[START OF TASK INPUT]

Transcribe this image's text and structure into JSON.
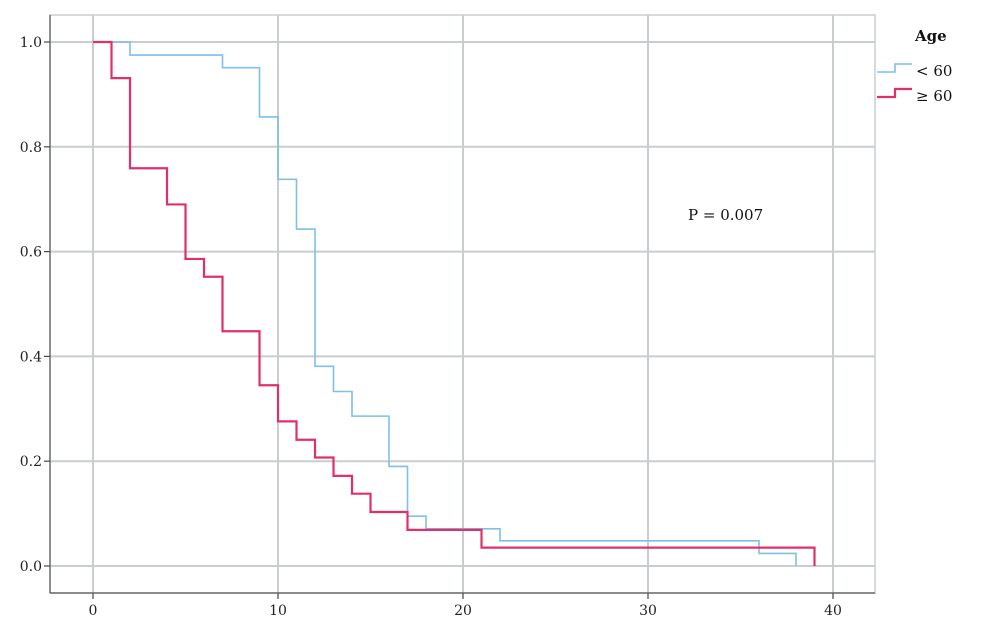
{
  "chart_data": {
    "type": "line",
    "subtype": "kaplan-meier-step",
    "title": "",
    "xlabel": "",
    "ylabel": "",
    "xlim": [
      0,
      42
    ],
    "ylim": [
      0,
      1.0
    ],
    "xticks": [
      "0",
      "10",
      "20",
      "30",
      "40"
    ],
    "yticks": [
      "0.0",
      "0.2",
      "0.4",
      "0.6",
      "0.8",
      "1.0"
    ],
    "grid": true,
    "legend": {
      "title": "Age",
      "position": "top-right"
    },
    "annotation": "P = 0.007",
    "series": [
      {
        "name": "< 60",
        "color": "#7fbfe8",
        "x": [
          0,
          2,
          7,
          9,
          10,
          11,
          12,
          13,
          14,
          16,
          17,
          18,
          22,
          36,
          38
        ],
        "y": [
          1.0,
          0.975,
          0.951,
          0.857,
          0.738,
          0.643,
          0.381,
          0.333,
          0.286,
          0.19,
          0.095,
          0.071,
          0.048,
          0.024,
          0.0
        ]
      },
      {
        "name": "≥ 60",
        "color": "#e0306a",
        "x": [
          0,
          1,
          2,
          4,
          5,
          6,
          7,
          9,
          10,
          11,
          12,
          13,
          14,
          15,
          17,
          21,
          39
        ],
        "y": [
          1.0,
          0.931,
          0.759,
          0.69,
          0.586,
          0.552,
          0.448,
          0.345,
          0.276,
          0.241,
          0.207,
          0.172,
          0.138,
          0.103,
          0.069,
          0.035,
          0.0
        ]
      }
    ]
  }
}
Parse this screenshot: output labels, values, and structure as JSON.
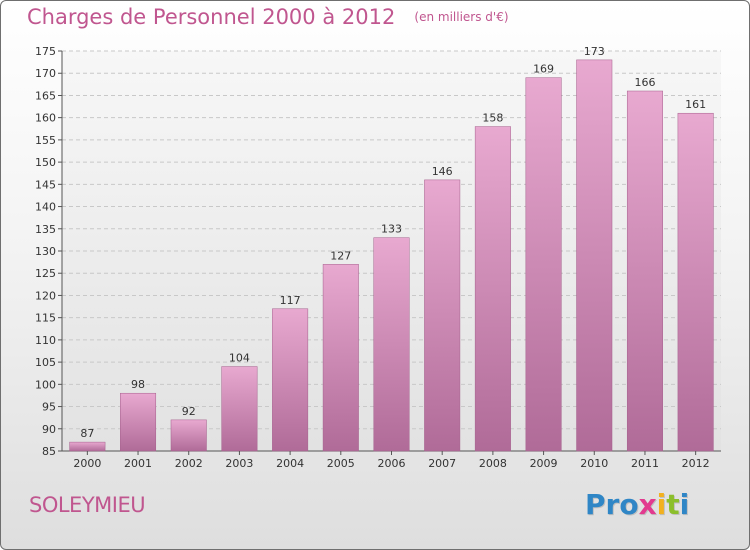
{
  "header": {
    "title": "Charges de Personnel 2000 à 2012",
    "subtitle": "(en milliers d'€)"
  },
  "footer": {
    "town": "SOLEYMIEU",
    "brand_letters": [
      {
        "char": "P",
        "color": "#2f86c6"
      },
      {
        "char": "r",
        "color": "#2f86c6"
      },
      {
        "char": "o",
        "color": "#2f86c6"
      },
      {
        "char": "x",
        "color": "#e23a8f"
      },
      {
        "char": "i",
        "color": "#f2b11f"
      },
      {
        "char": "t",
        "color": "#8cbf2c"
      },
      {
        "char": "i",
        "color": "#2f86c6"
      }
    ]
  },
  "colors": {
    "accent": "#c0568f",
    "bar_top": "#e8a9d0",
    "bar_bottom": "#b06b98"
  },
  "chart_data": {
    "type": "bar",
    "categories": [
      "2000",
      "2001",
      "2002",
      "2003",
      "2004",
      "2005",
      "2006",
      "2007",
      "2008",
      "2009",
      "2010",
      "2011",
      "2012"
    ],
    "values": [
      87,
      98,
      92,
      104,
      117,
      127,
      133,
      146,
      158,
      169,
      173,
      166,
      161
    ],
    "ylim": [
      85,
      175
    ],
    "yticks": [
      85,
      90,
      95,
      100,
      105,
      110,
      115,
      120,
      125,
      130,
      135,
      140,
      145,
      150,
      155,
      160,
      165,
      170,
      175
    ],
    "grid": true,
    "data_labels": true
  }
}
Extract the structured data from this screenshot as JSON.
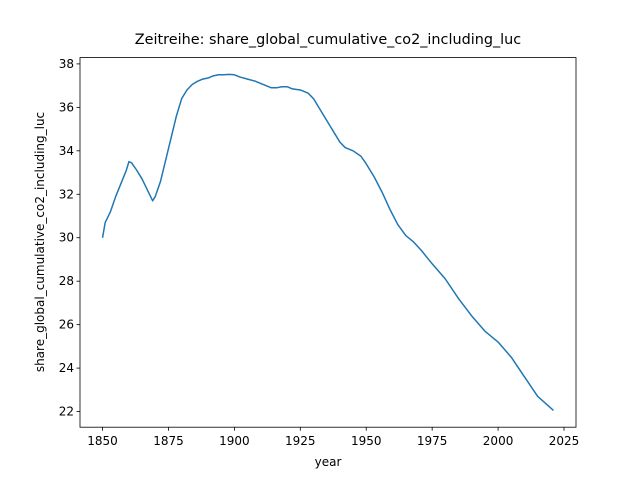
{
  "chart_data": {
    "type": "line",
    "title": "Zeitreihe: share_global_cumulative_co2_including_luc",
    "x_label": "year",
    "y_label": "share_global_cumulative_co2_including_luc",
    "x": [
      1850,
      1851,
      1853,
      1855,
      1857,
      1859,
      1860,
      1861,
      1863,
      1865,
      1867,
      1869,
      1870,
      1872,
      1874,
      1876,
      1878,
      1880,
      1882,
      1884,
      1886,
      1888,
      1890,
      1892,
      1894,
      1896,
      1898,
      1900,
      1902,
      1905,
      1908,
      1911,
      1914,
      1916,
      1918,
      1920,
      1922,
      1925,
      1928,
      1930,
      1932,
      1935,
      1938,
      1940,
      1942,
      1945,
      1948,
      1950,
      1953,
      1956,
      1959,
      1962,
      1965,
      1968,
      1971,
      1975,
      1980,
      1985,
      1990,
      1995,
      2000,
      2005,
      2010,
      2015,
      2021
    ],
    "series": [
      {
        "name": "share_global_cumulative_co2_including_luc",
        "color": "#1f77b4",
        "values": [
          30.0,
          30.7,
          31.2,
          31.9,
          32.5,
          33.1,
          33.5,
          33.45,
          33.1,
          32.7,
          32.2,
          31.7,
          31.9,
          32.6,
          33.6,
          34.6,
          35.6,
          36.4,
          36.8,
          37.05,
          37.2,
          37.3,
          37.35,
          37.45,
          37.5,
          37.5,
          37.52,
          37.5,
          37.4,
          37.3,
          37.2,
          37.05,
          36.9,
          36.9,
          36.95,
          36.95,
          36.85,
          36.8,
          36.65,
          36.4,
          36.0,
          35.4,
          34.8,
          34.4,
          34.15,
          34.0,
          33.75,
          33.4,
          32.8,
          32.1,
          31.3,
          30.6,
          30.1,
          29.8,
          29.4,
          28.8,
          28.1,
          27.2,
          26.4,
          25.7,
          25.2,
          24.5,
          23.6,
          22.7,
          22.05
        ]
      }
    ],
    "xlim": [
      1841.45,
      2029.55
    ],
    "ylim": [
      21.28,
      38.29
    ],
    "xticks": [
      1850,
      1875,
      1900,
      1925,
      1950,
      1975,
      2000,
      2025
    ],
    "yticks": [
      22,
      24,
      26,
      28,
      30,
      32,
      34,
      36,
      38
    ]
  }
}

[END OF TASK INPUT]

## [TO BE DONE]
Keep the pictures out and write out the records exactly.

## [FINAL ANSWER]
Transcribe this image's text and structure into JSON.
{
  "chart_data": {
    "type": "line",
    "subtype": "kaplan-meier-step",
    "title": "",
    "xlabel": "",
    "ylabel": "",
    "xlim": [
      0,
      42
    ],
    "ylim": [
      0,
      1.0
    ],
    "xticks": [
      "0",
      "10",
      "20",
      "30",
      "40"
    ],
    "yticks": [
      "0.0",
      "0.2",
      "0.4",
      "0.6",
      "0.8",
      "1.0"
    ],
    "grid": true,
    "legend": {
      "title": "Age",
      "position": "top-right"
    },
    "annotation": "P = 0.007",
    "series": [
      {
        "name": "< 60",
        "color": "#7fbfe8",
        "x": [
          0,
          2,
          7,
          9,
          10,
          11,
          12,
          13,
          14,
          16,
          17,
          18,
          22,
          36,
          38
        ],
        "y": [
          1.0,
          0.975,
          0.951,
          0.857,
          0.738,
          0.643,
          0.381,
          0.333,
          0.286,
          0.19,
          0.095,
          0.071,
          0.048,
          0.024,
          0.0
        ]
      },
      {
        "name": "≥ 60",
        "color": "#e0306a",
        "x": [
          0,
          1,
          2,
          4,
          5,
          6,
          7,
          9,
          10,
          11,
          12,
          13,
          14,
          15,
          17,
          21,
          39
        ],
        "y": [
          1.0,
          0.931,
          0.759,
          0.69,
          0.586,
          0.552,
          0.448,
          0.345,
          0.276,
          0.241,
          0.207,
          0.172,
          0.138,
          0.103,
          0.069,
          0.035,
          0.0
        ]
      }
    ]
  }
}
Parse this screenshot: output labels, values, and structure as JSON.
{
  "header": {
    "title": "Charges de Personnel 2000 à 2012",
    "subtitle": "(en milliers d'€)"
  },
  "footer": {
    "town": "SOLEYMIEU",
    "brand_letters": [
      {
        "char": "P",
        "color": "#2f86c6"
      },
      {
        "char": "r",
        "color": "#2f86c6"
      },
      {
        "char": "o",
        "color": "#2f86c6"
      },
      {
        "char": "x",
        "color": "#e23a8f"
      },
      {
        "char": "i",
        "color": "#f2b11f"
      },
      {
        "char": "t",
        "color": "#8cbf2c"
      },
      {
        "char": "i",
        "color": "#2f86c6"
      }
    ]
  },
  "colors": {
    "accent": "#c0568f",
    "bar_top": "#e8a9d0",
    "bar_bottom": "#b06b98"
  },
  "chart_data": {
    "type": "bar",
    "categories": [
      "2000",
      "2001",
      "2002",
      "2003",
      "2004",
      "2005",
      "2006",
      "2007",
      "2008",
      "2009",
      "2010",
      "2011",
      "2012"
    ],
    "values": [
      87,
      98,
      92,
      104,
      117,
      127,
      133,
      146,
      158,
      169,
      173,
      166,
      161
    ],
    "ylim": [
      85,
      175
    ],
    "yticks": [
      85,
      90,
      95,
      100,
      105,
      110,
      115,
      120,
      125,
      130,
      135,
      140,
      145,
      150,
      155,
      160,
      165,
      170,
      175
    ],
    "grid": true,
    "data_labels": true
  }
}
Extract the structured data from this screenshot as JSON.
{
  "chart_data": {
    "type": "line",
    "title": "Zeitreihe: share_global_cumulative_co2_including_luc",
    "x_label": "year",
    "y_label": "share_global_cumulative_co2_including_luc",
    "x": [
      1850,
      1851,
      1853,
      1855,
      1857,
      1859,
      1860,
      1861,
      1863,
      1865,
      1867,
      1869,
      1870,
      1872,
      1874,
      1876,
      1878,
      1880,
      1882,
      1884,
      1886,
      1888,
      1890,
      1892,
      1894,
      1896,
      1898,
      1900,
      1902,
      1905,
      1908,
      1911,
      1914,
      1916,
      1918,
      1920,
      1922,
      1925,
      1928,
      1930,
      1932,
      1935,
      1938,
      1940,
      1942,
      1945,
      1948,
      1950,
      1953,
      1956,
      1959,
      1962,
      1965,
      1968,
      1971,
      1975,
      1980,
      1985,
      1990,
      1995,
      2000,
      2005,
      2010,
      2015,
      2021
    ],
    "series": [
      {
        "name": "share_global_cumulative_co2_including_luc",
        "color": "#1f77b4",
        "values": [
          30.0,
          30.7,
          31.2,
          31.9,
          32.5,
          33.1,
          33.5,
          33.45,
          33.1,
          32.7,
          32.2,
          31.7,
          31.9,
          32.6,
          33.6,
          34.6,
          35.6,
          36.4,
          36.8,
          37.05,
          37.2,
          37.3,
          37.35,
          37.45,
          37.5,
          37.5,
          37.52,
          37.5,
          37.4,
          37.3,
          37.2,
          37.05,
          36.9,
          36.9,
          36.95,
          36.95,
          36.85,
          36.8,
          36.65,
          36.4,
          36.0,
          35.4,
          34.8,
          34.4,
          34.15,
          34.0,
          33.75,
          33.4,
          32.8,
          32.1,
          31.3,
          30.6,
          30.1,
          29.8,
          29.4,
          28.8,
          28.1,
          27.2,
          26.4,
          25.7,
          25.2,
          24.5,
          23.6,
          22.7,
          22.05
        ]
      }
    ],
    "xlim": [
      1841.45,
      2029.55
    ],
    "ylim": [
      21.28,
      38.29
    ],
    "xticks": [
      1850,
      1875,
      1900,
      1925,
      1950,
      1975,
      2000,
      2025
    ],
    "yticks": [
      22,
      24,
      26,
      28,
      30,
      32,
      34,
      36,
      38
    ]
  }
}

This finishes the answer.